## start DATA PROVIDED

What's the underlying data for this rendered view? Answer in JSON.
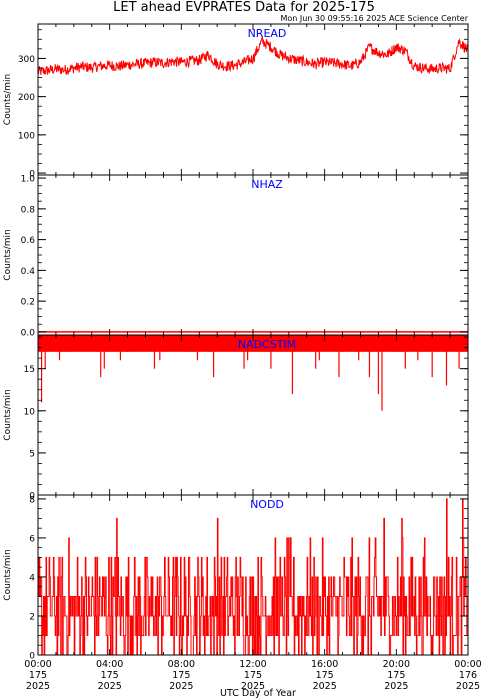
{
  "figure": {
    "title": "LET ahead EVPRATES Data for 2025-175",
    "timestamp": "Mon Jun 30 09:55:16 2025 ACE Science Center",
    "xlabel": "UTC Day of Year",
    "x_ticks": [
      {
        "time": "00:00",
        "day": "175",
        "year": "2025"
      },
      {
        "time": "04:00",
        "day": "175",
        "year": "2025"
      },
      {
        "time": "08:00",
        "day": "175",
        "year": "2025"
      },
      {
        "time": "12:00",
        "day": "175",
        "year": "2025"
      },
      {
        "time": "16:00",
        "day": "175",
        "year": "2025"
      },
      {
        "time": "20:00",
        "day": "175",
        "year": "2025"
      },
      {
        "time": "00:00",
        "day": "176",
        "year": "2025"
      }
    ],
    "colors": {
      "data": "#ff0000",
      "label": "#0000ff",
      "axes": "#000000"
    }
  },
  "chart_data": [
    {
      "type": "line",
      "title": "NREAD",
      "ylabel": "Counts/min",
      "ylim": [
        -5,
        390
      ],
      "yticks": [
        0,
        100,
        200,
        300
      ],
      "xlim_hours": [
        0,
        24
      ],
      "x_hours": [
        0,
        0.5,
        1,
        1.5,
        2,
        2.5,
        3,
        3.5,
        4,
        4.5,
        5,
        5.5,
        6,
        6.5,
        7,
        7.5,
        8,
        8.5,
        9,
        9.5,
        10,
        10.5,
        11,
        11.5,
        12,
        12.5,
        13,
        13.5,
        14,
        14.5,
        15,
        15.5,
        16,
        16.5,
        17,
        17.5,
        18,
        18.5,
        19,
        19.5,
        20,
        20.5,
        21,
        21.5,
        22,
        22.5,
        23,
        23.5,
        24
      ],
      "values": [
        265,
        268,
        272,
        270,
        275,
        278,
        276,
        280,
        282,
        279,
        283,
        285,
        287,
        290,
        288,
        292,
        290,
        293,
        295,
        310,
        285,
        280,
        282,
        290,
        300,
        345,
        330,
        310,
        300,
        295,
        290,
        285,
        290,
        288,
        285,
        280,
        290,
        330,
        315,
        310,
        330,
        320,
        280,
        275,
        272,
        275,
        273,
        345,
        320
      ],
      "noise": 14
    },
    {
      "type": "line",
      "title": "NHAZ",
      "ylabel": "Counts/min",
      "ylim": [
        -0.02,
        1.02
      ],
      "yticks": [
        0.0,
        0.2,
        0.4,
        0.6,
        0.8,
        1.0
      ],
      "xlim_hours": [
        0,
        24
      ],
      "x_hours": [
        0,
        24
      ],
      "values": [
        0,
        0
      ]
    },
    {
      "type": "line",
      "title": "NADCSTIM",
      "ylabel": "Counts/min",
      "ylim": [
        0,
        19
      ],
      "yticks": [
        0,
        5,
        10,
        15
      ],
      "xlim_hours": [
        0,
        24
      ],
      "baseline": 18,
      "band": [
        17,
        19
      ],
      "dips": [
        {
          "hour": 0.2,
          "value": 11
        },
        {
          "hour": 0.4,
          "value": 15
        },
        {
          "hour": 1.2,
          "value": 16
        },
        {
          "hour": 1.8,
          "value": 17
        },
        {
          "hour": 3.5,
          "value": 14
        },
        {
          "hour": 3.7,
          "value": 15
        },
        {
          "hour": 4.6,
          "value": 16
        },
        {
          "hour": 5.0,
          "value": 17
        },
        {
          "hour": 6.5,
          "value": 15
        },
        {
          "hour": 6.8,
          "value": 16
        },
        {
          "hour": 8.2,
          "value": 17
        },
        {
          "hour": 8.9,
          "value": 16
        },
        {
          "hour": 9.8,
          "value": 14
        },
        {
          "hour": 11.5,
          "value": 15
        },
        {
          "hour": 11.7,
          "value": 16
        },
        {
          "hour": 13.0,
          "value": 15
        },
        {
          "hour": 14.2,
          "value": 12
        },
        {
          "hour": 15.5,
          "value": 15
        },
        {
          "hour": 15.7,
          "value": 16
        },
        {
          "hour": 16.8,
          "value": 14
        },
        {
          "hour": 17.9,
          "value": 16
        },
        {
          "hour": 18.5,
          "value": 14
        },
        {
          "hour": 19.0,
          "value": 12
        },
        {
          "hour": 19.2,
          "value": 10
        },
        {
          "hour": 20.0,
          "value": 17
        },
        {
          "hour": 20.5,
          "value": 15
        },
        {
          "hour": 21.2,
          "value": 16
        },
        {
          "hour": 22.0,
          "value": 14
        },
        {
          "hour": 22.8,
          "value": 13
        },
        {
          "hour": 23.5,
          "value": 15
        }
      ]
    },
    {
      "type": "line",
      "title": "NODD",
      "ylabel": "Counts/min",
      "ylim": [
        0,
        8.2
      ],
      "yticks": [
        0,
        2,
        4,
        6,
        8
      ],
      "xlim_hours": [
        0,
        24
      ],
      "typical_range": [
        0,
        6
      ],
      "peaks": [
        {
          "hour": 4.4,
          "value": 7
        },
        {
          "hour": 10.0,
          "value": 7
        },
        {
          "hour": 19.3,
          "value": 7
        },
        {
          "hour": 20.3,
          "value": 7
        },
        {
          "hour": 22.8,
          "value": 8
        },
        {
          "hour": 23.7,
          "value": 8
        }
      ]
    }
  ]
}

## end DATA PROVIDED
## start DATA PROVIDED

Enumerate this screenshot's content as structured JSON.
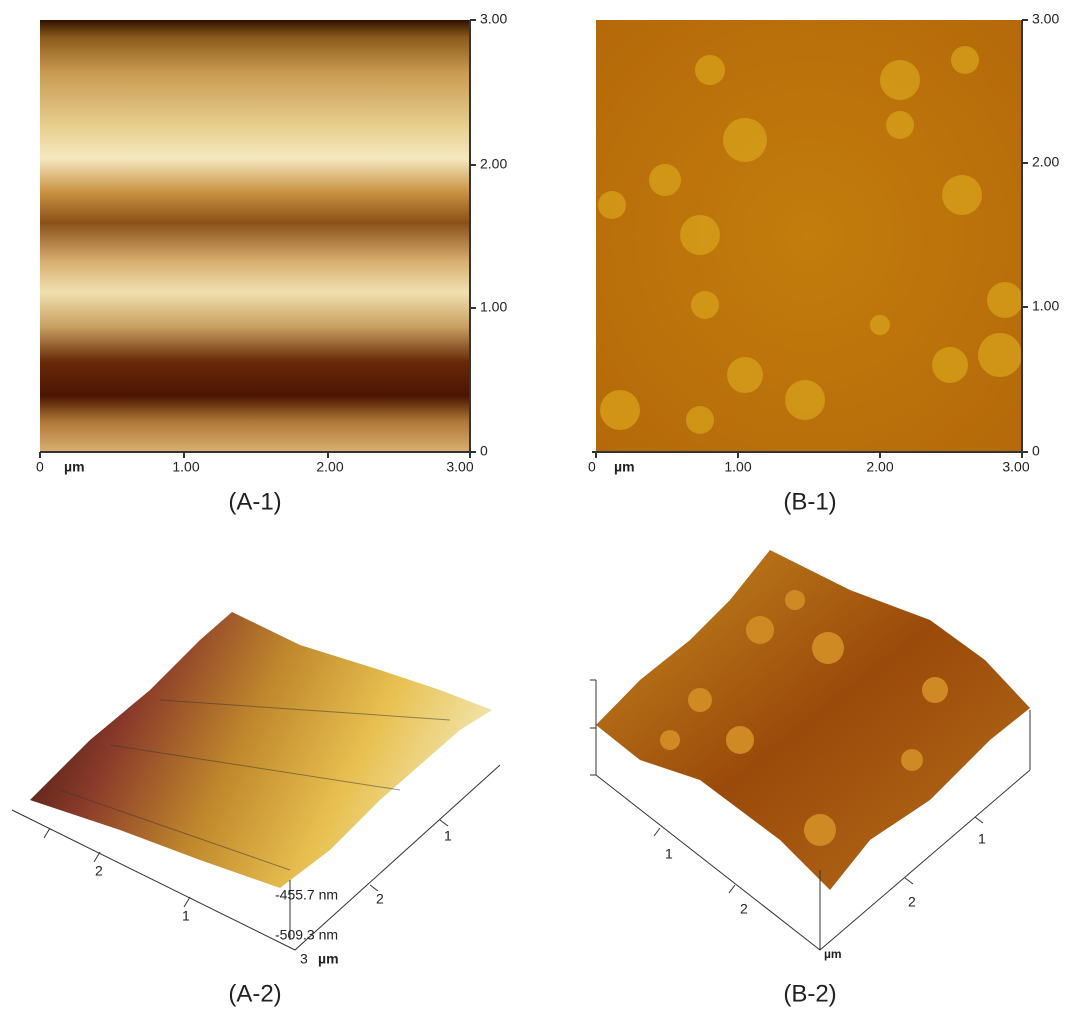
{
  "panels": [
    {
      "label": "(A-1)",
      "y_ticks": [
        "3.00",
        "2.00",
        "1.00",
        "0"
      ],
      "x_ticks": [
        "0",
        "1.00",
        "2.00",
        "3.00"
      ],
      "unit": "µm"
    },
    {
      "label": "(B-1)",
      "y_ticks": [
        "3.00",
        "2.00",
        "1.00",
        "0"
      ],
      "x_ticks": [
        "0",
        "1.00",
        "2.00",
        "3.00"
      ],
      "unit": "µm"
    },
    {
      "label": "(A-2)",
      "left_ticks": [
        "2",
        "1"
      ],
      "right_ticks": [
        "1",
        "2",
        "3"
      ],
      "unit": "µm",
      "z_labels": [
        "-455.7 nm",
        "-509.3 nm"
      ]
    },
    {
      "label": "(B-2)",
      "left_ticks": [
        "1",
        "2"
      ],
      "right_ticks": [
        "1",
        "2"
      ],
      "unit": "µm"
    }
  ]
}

## end DATA PROVIDED
## start DATA PROVIDED

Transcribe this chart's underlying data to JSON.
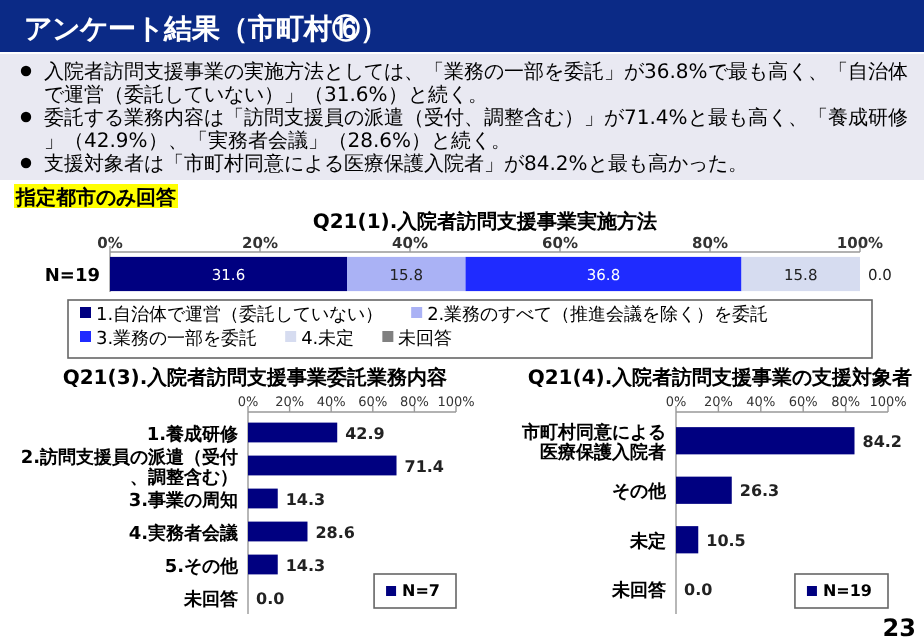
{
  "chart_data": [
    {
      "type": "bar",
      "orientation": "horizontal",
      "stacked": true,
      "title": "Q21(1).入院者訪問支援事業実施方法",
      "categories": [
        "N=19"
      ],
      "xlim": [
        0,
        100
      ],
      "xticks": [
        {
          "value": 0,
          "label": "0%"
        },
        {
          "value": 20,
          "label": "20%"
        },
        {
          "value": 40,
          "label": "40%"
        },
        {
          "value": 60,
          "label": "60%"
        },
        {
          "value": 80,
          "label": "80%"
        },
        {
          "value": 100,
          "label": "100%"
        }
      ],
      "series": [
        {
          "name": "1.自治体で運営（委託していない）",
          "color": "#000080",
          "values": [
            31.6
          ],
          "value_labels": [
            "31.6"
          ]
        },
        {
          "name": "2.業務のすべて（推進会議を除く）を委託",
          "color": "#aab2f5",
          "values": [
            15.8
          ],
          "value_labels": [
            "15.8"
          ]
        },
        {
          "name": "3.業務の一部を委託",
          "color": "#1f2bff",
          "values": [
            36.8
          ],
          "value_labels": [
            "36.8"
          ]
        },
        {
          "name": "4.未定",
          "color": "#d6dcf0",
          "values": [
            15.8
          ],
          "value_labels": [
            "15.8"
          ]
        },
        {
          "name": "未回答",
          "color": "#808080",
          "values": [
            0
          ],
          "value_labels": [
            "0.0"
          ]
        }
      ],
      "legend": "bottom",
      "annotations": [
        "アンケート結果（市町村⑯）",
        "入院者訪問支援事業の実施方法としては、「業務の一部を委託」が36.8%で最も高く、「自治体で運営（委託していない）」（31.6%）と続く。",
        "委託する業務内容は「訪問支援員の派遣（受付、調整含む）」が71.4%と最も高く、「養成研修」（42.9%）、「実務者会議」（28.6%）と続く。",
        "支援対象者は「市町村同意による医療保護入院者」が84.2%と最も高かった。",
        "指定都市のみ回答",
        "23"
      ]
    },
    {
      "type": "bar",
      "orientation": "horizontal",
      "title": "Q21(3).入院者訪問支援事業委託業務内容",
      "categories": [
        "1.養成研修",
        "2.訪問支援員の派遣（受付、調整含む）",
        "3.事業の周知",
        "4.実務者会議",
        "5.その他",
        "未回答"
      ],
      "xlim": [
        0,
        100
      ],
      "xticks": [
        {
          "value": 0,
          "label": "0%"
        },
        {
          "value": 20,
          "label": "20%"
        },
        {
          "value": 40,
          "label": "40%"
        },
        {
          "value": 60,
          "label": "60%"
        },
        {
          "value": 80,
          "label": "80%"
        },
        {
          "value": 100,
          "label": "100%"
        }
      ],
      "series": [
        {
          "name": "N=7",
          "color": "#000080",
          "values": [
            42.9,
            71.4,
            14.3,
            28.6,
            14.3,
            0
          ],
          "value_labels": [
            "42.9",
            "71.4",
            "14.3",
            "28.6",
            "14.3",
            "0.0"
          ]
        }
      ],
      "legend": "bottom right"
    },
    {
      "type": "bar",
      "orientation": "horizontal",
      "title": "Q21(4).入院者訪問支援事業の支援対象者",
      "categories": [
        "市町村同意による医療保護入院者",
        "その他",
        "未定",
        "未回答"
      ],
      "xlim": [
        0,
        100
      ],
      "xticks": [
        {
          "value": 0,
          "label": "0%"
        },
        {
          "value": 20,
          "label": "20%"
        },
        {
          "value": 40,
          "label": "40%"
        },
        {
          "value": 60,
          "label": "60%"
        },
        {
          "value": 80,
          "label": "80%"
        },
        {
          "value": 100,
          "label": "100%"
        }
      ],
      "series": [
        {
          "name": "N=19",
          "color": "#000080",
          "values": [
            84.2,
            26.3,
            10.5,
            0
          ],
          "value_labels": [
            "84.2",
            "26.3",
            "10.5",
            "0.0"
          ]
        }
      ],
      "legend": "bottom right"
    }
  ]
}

## end DATA PROVIDED

Return each line of the listing that holds the string "underlying".

What's the underlying data for this rendered view? Answer in JSON.
Transcribe this chart's underlying data to JSON.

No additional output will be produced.